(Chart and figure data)
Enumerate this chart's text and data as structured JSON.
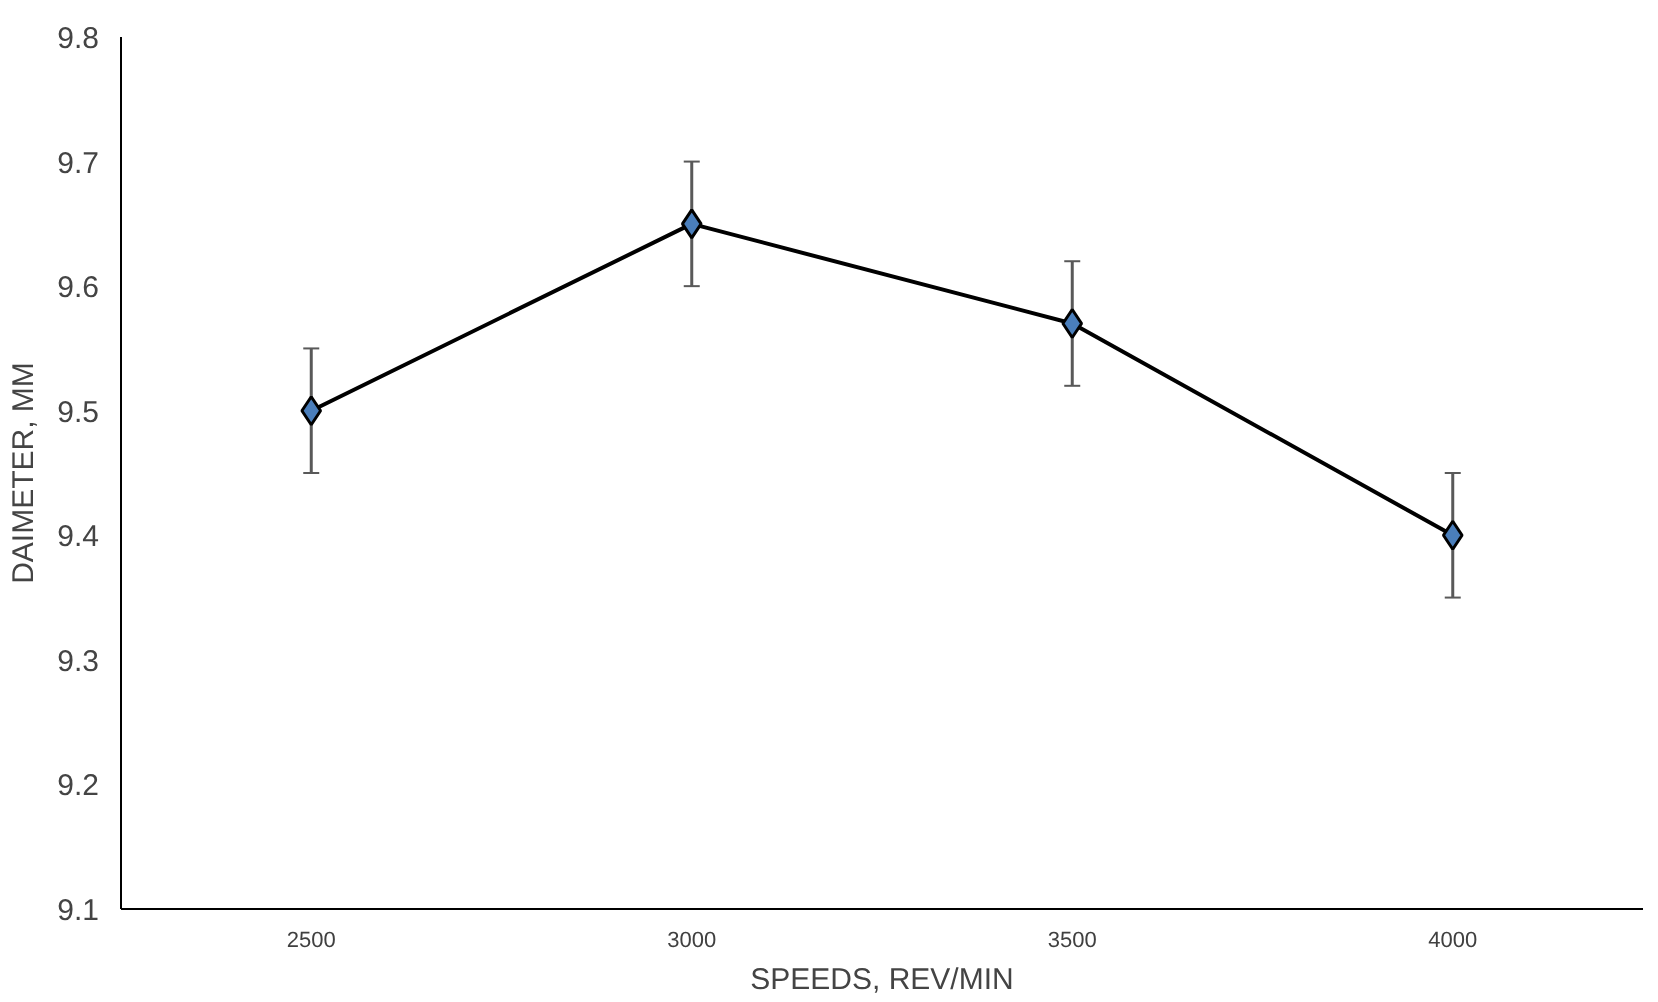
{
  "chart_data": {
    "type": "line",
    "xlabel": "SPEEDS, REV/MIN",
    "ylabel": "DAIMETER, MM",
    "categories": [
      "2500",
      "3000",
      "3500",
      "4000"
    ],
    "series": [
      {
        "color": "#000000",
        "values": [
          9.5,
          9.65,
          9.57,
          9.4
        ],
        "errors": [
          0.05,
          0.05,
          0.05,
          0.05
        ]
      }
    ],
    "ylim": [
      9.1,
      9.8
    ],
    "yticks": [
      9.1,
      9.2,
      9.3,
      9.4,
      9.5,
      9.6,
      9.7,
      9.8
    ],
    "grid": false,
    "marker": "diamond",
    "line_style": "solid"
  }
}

**TASK BRIEF:**
Working from the lines above, reproduce the material exactly and exclude its pictures.

**THE RESPONSE:**
Enumerate this chart's text and data as structured JSON.
{
  "chart_data": {
    "type": "line",
    "xlabel": "SPEEDS, REV/MIN",
    "ylabel": "DAIMETER, MM",
    "categories": [
      "2500",
      "3000",
      "3500",
      "4000"
    ],
    "series": [
      {
        "color": "#000000",
        "values": [
          9.5,
          9.65,
          9.57,
          9.4
        ],
        "errors": [
          0.05,
          0.05,
          0.05,
          0.05
        ]
      }
    ],
    "ylim": [
      9.1,
      9.8
    ],
    "yticks": [
      9.1,
      9.2,
      9.3,
      9.4,
      9.5,
      9.6,
      9.7,
      9.8
    ],
    "grid": false,
    "marker": "diamond",
    "line_style": "solid"
  }
}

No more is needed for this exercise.